** BEGIN Supplied material **

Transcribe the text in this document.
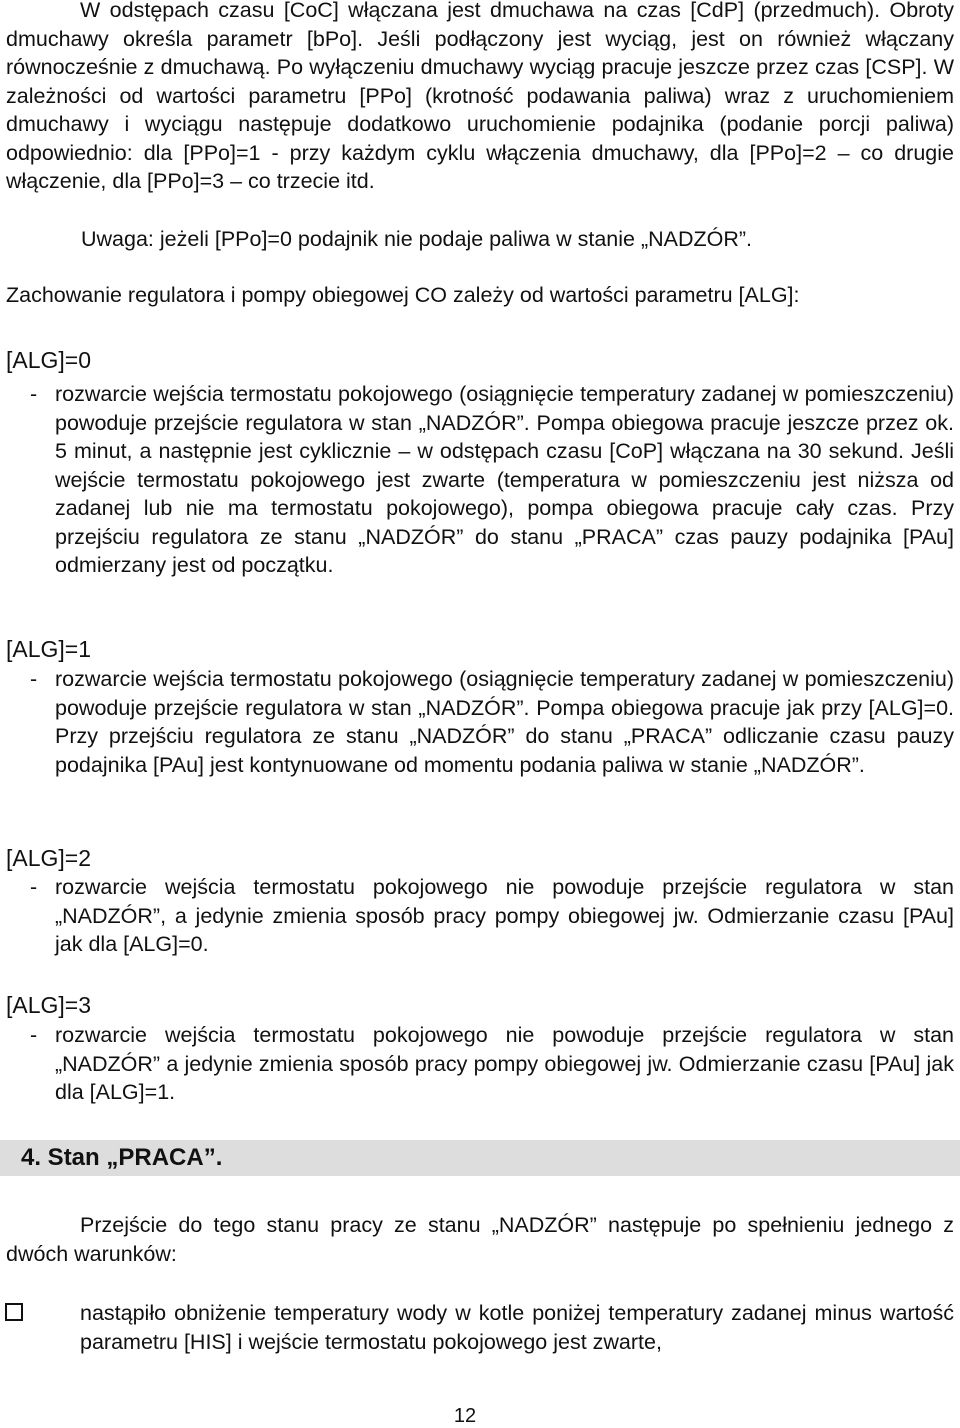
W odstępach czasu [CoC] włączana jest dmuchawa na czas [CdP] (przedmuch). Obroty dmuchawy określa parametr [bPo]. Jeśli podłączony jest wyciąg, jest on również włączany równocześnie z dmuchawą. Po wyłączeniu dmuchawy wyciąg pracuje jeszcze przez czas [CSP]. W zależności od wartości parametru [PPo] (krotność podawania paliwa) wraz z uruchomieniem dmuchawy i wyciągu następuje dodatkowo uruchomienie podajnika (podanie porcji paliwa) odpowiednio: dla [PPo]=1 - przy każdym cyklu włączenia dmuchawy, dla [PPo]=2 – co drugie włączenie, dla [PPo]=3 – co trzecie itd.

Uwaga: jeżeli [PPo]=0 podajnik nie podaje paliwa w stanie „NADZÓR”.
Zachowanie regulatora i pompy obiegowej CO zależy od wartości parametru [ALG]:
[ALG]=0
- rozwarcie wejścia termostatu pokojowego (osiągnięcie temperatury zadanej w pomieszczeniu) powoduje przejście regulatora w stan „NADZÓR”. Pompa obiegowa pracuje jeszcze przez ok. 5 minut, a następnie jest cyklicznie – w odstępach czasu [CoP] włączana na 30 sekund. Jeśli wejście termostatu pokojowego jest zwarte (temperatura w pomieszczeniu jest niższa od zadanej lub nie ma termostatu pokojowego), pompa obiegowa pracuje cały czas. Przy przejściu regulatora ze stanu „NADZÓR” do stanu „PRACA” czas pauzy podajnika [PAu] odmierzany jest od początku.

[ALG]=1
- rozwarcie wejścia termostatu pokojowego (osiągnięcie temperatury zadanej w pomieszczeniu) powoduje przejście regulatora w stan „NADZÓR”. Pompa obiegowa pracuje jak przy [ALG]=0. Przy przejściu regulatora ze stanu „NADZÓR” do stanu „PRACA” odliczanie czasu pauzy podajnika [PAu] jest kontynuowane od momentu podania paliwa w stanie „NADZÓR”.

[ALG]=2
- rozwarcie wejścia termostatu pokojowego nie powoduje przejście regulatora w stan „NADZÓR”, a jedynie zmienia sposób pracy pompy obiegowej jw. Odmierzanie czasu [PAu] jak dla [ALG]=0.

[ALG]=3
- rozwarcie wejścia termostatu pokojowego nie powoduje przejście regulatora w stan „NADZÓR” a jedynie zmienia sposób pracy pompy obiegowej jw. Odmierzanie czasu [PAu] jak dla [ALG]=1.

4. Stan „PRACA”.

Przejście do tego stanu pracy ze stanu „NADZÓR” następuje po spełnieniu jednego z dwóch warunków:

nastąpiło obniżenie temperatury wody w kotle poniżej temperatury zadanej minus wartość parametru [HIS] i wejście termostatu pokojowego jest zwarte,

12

** END Supplied material **
** BEGIN Supplied material **

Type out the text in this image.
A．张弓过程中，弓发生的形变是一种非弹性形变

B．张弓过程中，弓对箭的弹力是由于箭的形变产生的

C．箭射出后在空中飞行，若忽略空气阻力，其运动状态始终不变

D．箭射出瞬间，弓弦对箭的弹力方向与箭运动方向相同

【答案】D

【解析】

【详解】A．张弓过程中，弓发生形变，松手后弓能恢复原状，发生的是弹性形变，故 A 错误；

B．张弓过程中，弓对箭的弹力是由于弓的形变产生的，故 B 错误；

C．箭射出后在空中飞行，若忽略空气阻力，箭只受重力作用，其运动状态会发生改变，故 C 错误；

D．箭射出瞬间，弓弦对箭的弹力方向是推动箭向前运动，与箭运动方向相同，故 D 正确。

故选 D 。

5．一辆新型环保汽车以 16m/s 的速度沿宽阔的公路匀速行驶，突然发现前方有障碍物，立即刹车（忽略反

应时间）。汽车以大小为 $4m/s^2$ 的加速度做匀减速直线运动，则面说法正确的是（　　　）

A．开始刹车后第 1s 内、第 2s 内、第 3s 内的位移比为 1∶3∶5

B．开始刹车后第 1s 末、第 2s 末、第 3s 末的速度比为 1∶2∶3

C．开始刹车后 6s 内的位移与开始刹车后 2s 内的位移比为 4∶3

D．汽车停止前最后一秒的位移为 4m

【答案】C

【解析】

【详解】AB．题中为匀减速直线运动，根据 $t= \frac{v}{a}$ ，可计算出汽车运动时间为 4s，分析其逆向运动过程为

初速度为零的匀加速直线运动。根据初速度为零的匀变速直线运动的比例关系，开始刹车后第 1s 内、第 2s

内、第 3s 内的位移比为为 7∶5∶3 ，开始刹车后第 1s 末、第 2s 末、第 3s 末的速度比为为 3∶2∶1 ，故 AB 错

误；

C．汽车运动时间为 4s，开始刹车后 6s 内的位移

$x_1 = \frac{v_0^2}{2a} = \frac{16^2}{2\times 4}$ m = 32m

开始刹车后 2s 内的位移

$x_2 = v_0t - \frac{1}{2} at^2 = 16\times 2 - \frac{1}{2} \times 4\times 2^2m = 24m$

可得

** END Supplied material **
** BEGIN Supplied material **

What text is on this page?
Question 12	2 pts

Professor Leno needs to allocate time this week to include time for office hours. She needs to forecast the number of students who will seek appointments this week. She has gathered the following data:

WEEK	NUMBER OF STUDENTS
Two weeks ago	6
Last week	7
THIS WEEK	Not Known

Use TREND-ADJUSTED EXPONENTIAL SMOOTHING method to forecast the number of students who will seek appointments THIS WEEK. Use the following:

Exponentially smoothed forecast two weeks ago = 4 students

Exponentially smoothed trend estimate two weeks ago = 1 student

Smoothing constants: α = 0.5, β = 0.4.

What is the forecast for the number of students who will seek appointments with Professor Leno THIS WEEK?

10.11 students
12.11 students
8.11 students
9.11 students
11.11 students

** END Supplied material **

■ **What is asked**
Locate each line with the word "odstępach" and copy it.

■ **Written answer**
W odstępach czasu [CoC] włączana jest dmuchawa na czas [CdP] (przedmuch). Obroty dmuchawy określa parametr [bPo]. Jeśli podłączony jest wyciąg, jest on również włączany równocześnie z dmuchawą. Po wyłączeniu dmuchawy wyciąg pracuje jeszcze przez czas [CSP]. W zależności od wartości parametru [PPo] (krotność podawania paliwa) wraz z uruchomieniem dmuchawy i wyciągu następuje dodatkowo uruchomienie podajnika (podanie porcji paliwa) odpowiednio: dla [PPo]=1 - przy każdym cyklu włączenia dmuchawy, dla [PPo]=2 – co drugie włączenie, dla [PPo]=3 – co trzecie itd.
- rozwarcie wejścia termostatu pokojowego (osiągnięcie temperatury zadanej w pomieszczeniu) powoduje przejście regulatora w stan „NADZÓR”. Pompa obiegowa pracuje jeszcze przez ok. 5 minut, a następnie jest cyklicznie – w odstępach czasu [CoP] włączana na 30 sekund. Jeśli wejście termostatu pokojowego jest zwarte (temperatura w pomieszczeniu jest niższa od zadanej lub nie ma termostatu pokojowego), pompa obiegowa pracuje cały czas. Przy przejściu regulatora ze stanu „NADZÓR” do stanu „PRACA” czas pauzy podajnika [PAu] odmierzany jest od początku.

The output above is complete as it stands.